→ **What you will do**
Collect the lines of the entries where "Value" shows up.

------ Records for the exercise ------

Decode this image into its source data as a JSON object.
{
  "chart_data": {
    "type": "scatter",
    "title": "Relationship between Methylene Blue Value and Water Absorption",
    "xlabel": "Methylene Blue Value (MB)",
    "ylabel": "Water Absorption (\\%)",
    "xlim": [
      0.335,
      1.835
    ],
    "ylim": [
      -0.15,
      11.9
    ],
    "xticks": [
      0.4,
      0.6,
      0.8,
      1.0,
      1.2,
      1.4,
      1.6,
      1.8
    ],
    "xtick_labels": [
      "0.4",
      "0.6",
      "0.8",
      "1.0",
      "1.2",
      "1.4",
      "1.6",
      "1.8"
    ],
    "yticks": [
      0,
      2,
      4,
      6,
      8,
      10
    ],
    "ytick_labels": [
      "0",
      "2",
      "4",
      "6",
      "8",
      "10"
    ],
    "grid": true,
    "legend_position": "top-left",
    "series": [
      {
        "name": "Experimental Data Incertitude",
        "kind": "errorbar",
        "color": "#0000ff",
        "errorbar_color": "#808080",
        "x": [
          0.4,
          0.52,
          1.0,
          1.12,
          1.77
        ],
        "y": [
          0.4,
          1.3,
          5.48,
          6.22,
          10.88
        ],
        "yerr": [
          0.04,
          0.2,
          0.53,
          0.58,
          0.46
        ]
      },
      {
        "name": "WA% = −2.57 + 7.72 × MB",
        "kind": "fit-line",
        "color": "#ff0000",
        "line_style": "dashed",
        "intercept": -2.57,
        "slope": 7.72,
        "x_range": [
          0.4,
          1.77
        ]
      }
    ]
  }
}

------

→ **Answer to this exercise**
    "title": "Relationship between Methylene Blue Value and Water Absorption",
    "xlabel": "Methylene Blue Value (MB)",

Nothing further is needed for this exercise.